Records from a data source:
+--

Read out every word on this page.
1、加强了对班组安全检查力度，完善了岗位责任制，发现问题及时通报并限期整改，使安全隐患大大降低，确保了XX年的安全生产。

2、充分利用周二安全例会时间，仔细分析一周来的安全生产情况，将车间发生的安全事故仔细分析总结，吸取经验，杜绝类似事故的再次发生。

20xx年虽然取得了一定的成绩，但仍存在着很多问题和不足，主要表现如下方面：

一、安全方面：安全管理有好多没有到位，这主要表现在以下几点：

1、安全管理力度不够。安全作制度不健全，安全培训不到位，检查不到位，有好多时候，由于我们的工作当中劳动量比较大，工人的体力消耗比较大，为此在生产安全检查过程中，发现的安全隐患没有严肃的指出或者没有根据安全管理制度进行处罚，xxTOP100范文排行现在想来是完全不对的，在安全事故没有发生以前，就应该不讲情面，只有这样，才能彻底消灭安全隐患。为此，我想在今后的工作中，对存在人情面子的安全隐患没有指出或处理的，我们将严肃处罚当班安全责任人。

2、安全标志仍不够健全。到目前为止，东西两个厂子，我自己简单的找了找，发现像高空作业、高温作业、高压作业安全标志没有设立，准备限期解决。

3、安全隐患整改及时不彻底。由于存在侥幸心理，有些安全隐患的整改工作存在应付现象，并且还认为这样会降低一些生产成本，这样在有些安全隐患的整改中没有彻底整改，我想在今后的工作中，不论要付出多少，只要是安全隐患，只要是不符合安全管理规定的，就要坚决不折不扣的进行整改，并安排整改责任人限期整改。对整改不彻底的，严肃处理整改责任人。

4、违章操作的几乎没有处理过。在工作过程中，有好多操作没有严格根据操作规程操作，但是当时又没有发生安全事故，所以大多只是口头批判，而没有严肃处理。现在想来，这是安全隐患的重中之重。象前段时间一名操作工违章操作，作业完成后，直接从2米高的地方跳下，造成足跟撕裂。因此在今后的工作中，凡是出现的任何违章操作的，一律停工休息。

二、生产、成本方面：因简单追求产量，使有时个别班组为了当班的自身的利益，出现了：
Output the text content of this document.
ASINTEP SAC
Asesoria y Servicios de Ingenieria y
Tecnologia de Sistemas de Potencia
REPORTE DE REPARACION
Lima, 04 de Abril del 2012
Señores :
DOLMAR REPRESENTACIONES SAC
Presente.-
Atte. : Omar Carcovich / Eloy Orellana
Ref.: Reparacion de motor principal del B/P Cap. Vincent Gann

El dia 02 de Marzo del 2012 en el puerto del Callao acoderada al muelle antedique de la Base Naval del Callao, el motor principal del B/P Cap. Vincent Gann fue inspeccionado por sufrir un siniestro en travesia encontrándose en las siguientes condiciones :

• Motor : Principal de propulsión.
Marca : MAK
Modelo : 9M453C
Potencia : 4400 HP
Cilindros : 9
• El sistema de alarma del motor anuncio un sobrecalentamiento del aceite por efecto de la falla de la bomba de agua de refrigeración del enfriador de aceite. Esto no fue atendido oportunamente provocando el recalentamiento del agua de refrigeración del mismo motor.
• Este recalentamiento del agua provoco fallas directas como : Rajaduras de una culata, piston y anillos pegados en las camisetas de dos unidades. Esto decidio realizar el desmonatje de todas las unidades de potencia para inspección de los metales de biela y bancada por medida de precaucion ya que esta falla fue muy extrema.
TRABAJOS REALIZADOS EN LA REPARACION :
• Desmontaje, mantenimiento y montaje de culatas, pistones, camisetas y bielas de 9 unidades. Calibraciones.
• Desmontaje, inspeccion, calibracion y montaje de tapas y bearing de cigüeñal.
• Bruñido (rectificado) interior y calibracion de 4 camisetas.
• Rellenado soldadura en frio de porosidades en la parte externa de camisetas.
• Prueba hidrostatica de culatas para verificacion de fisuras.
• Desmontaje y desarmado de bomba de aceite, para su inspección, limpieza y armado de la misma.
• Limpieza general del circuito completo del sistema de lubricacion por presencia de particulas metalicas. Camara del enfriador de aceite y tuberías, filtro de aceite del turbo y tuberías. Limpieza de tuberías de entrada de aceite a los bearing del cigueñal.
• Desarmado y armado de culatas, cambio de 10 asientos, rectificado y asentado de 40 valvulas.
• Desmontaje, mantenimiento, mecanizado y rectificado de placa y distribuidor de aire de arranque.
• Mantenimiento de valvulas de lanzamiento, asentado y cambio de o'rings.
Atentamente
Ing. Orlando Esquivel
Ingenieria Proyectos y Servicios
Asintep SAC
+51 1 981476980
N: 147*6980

+--

▶ _Exercise directions_
Reproduce all of the records exactly.

▶ _Response to this task_
Read out every word on this page.
1、加强了对班组安全检查力度，完善了岗位责任制，发现问题及时通报并限期整改，使安全隐患大大降低，确保了XX年的安全生产。

2、充分利用周二安全例会时间，仔细分析一周来的安全生产情况，将车间发生的安全事故仔细分析总结，吸取经验，杜绝类似事故的再次发生。

20xx年虽然取得了一定的成绩，但仍存在着很多问题和不足，主要表现如下方面：

一、安全方面：安全管理有好多没有到位，这主要表现在以下几点：

1、安全管理力度不够。安全作制度不健全，安全培训不到位，检查不到位，有好多时候，由于我们的工作当中劳动量比较大，工人的体力消耗比较大，为此在生产安全检查过程中，发现的安全隐患没有严肃的指出或者没有根据安全管理制度进行处罚，xxTOP100范文排行现在想来是完全不对的，在安全事故没有发生以前，就应该不讲情面，只有这样，才能彻底消灭安全隐患。为此，我想在今后的工作中，对存在人情面子的安全隐患没有指出或处理的，我们将严肃处罚当班安全责任人。

2、安全标志仍不够健全。到目前为止，东西两个厂子，我自己简单的找了找，发现像高空作业、高温作业、高压作业安全标志没有设立，准备限期解决。

3、安全隐患整改及时不彻底。由于存在侥幸心理，有些安全隐患的整改工作存在应付现象，并且还认为这样会降低一些生产成本，这样在有些安全隐患的整改中没有彻底整改，我想在今后的工作中，不论要付出多少，只要是安全隐患，只要是不符合安全管理规定的，就要坚决不折不扣的进行整改，并安排整改责任人限期整改。对整改不彻底的，严肃处理整改责任人。

4、违章操作的几乎没有处理过。在工作过程中，有好多操作没有严格根据操作规程操作，但是当时又没有发生安全事故，所以大多只是口头批判，而没有严肃处理。现在想来，这是安全隐患的重中之重。象前段时间一名操作工违章操作，作业完成后，直接从2米高的地方跳下，造成足跟撕裂。因此在今后的工作中，凡是出现的任何违章操作的，一律停工休息。

二、生产、成本方面：因简单追求产量，使有时个别班组为了当班的自身的利益，出现了：
Output the text content of this document.
ASINTEP SAC
Asesoria y Servicios de Ingenieria y
Tecnologia de Sistemas de Potencia
REPORTE DE REPARACION
Lima, 04 de Abril del 2012
Señores :
DOLMAR REPRESENTACIONES SAC
Presente.-
Atte. : Omar Carcovich / Eloy Orellana
Ref.: Reparacion de motor principal del B/P Cap. Vincent Gann

El dia 02 de Marzo del 2012 en el puerto del Callao acoderada al muelle antedique de la Base Naval del Callao, el motor principal del B/P Cap. Vincent Gann fue inspeccionado por sufrir un siniestro en travesia encontrándose en las siguientes condiciones :

• Motor : Principal de propulsión.
Marca : MAK
Modelo : 9M453C
Potencia : 4400 HP
Cilindros : 9
• El sistema de alarma del motor anuncio un sobrecalentamiento del aceite por efecto de la falla de la bomba de agua de refrigeración del enfriador de aceite. Esto no fue atendido oportunamente provocando el recalentamiento del agua de refrigeración del mismo motor.
• Este recalentamiento del agua provoco fallas directas como : Rajaduras de una culata, piston y anillos pegados en las camisetas de dos unidades. Esto decidio realizar el desmonatje de todas las unidades de potencia para inspección de los metales de biela y bancada por medida de precaucion ya que esta falla fue muy extrema.
TRABAJOS REALIZADOS EN LA REPARACION :
• Desmontaje, mantenimiento y montaje de culatas, pistones, camisetas y bielas de 9 unidades. Calibraciones.
• Desmontaje, inspeccion, calibracion y montaje de tapas y bearing de cigüeñal.
• Bruñido (rectificado) interior y calibracion de 4 camisetas.
• Rellenado soldadura en frio de porosidades en la parte externa de camisetas.
• Prueba hidrostatica de culatas para verificacion de fisuras.
• Desmontaje y desarmado de bomba de aceite, para su inspección, limpieza y armado de la misma.
• Limpieza general del circuito completo del sistema de lubricacion por presencia de particulas metalicas. Camara del enfriador de aceite y tuberías, filtro de aceite del turbo y tuberías. Limpieza de tuberías de entrada de aceite a los bearing del cigueñal.
• Desarmado y armado de culatas, cambio de 10 asientos, rectificado y asentado de 40 valvulas.
• Desmontaje, mantenimiento, mecanizado y rectificado de placa y distribuidor de aire de arranque.
• Mantenimiento de valvulas de lanzamiento, asentado y cambio de o'rings.
Atentamente
Ing. Orlando Esquivel
Ingenieria Proyectos y Servicios
Asintep SAC
+51 1 981476980
N: 147*6980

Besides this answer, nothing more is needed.